- _Text under study_
§
Second, PRC media frame high-level visits as the state sees fit making it important to get the government messaging right.
In the New Zealand case, PRC media still follow a high-level assertion from 2014 that the New Zealand-China relationship is a model of relations between countries of different social and economic systems. Media use this framing to promote New Zealand business confidence and to critique New Zealand’s closest partners, especially the United States and Australia, putting New Zealand in a difficult position.
In contrast, New Zealand’s public message was that China is an important partner and New Zealand is open for business. This glossed over the complexities of the relationship in favour of mercantile interests. The upside of such a message was that it received a positive response in Beijing. The downside was that it avoided the challenges in the relationship and sent an unrealistic signal to New Zealand businesses.
Third, any high-level visit to the PRC forces liberal democracies to embrace contradictions and swallow the odd dead rat.
§
- _Exercise tasks_
- a) In the passage on New Zealand and PRC media, translate this sentence into Spanish: "The upside of such a message was that it received a positive response in Beijing."
- b) List every country named in the passage on New Zealand and PRC media.

- _Dataset entries_
§
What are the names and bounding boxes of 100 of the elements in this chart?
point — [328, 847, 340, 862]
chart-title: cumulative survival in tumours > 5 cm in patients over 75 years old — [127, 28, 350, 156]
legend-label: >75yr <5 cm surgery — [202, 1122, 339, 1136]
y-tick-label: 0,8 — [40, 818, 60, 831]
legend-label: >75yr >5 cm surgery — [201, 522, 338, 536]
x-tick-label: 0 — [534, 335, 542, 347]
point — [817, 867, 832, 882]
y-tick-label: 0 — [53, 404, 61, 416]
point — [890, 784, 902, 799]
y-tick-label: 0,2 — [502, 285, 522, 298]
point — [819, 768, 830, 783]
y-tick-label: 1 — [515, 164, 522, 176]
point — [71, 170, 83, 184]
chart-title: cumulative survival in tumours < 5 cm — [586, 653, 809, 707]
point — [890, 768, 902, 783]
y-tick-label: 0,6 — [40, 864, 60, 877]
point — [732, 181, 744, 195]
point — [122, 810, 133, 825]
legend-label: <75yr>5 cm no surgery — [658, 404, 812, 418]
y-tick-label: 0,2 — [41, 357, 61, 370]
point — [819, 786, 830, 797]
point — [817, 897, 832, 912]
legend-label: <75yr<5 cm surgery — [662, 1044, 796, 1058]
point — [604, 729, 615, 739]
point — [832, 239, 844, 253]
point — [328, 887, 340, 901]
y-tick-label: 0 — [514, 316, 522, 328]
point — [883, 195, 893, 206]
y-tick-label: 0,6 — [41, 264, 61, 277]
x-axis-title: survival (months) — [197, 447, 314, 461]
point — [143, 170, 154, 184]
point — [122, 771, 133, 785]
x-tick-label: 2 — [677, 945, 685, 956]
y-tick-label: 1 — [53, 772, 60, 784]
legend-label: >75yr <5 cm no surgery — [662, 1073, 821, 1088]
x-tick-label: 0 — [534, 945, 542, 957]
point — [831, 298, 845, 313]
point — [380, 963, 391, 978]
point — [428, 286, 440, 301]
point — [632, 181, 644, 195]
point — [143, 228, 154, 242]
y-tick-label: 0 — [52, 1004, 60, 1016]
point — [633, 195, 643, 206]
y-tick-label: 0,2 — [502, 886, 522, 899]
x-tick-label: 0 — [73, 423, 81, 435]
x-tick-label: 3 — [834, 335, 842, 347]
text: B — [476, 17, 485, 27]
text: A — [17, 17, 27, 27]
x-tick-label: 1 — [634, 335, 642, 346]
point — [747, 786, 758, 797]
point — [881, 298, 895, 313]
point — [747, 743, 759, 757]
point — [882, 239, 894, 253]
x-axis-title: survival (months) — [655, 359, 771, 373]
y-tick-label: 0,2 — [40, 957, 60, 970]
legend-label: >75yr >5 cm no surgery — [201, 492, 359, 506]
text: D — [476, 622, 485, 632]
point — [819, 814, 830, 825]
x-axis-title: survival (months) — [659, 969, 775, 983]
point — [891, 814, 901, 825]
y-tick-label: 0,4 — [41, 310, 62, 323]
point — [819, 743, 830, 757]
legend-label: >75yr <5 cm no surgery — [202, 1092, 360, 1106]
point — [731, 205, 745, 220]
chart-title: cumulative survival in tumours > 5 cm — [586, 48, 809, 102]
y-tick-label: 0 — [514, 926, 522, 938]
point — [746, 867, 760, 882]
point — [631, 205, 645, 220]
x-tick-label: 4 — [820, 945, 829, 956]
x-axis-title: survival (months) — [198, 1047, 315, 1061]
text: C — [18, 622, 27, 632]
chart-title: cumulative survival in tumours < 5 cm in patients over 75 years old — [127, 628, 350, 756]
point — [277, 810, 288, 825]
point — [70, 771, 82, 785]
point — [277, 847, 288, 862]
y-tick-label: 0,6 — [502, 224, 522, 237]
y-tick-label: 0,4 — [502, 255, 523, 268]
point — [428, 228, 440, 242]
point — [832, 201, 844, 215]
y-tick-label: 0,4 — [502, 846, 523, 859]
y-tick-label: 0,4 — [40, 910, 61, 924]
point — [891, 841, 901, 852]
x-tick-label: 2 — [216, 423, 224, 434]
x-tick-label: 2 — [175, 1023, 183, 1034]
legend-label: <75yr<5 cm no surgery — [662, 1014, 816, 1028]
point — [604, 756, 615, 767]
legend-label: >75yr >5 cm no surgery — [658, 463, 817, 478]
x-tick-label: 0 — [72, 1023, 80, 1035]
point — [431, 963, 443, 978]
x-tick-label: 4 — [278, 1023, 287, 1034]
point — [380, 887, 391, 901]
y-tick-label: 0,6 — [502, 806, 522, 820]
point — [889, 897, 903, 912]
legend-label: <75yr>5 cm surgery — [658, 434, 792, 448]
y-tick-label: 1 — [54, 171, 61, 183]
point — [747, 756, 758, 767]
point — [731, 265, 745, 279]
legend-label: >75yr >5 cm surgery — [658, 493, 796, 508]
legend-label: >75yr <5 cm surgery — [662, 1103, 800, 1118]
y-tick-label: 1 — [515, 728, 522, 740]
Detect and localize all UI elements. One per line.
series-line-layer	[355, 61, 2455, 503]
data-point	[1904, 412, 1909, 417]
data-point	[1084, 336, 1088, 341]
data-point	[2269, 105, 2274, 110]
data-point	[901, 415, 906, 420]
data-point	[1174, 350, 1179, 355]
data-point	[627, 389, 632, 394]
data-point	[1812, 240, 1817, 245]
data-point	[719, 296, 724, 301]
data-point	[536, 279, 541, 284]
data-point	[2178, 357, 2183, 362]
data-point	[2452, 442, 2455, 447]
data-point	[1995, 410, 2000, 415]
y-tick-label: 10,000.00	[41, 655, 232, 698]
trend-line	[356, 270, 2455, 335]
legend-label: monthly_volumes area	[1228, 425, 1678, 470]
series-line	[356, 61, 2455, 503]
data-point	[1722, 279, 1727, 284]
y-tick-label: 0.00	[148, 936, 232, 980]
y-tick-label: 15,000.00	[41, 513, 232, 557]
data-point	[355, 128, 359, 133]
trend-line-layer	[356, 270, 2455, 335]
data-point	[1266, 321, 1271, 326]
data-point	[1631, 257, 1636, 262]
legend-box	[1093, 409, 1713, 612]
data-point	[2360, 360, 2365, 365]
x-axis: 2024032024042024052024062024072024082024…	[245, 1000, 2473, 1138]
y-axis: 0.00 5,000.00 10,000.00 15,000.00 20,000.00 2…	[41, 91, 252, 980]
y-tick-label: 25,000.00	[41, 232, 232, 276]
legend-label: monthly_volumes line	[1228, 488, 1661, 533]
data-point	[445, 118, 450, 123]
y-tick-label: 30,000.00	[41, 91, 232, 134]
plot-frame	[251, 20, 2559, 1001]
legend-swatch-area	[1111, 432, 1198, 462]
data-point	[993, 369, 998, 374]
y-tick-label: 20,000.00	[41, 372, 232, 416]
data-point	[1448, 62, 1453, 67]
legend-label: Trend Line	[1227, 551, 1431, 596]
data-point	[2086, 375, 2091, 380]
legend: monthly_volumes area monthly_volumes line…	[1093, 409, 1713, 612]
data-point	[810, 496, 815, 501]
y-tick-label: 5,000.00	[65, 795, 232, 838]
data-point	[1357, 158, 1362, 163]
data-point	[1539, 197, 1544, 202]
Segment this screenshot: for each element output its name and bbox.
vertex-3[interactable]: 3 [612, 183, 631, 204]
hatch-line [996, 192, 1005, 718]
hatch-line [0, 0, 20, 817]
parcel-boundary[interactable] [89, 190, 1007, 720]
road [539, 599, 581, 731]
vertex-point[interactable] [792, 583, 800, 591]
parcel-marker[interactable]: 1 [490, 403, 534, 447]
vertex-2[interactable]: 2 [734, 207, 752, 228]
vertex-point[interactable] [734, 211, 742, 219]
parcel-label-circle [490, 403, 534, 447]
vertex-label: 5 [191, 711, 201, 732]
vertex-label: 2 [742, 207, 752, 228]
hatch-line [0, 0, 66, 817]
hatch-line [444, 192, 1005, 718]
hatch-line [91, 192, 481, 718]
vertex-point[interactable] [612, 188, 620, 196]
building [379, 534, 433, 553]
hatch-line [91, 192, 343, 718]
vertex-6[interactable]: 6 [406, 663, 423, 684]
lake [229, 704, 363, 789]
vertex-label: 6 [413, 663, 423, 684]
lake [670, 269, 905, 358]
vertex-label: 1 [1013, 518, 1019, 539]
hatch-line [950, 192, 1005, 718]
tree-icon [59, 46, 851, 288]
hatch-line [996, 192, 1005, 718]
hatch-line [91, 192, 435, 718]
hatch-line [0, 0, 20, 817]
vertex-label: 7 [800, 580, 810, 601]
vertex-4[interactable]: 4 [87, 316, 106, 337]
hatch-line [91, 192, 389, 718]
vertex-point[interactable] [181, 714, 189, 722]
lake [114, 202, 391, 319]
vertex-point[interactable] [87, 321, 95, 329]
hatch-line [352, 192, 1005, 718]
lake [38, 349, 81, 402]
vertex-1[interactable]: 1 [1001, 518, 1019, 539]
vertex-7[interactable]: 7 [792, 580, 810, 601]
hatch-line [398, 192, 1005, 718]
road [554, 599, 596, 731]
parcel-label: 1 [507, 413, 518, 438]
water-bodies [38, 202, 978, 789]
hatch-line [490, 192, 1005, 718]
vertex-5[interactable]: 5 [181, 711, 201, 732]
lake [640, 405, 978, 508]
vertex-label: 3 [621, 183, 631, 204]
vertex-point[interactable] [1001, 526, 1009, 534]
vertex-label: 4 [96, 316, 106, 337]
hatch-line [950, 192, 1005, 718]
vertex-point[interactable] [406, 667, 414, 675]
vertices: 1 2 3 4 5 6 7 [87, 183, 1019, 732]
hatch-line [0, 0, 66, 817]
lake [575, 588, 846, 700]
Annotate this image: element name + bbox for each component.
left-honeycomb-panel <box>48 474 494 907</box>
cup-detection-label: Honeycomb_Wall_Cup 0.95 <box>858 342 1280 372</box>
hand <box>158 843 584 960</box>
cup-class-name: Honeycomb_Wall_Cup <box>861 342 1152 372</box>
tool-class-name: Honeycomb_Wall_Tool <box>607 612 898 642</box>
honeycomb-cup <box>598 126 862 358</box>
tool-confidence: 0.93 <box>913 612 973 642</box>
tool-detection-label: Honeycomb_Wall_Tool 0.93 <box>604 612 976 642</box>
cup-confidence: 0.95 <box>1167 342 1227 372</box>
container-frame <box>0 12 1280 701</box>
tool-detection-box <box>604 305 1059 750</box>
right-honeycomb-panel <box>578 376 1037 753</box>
§
- _Answer list_
- a) La ventaja de ese mensaje fue que recibió una respuesta positiva en Pekín.

- b) New Zealand, China (also called the PRC), the United States, Australia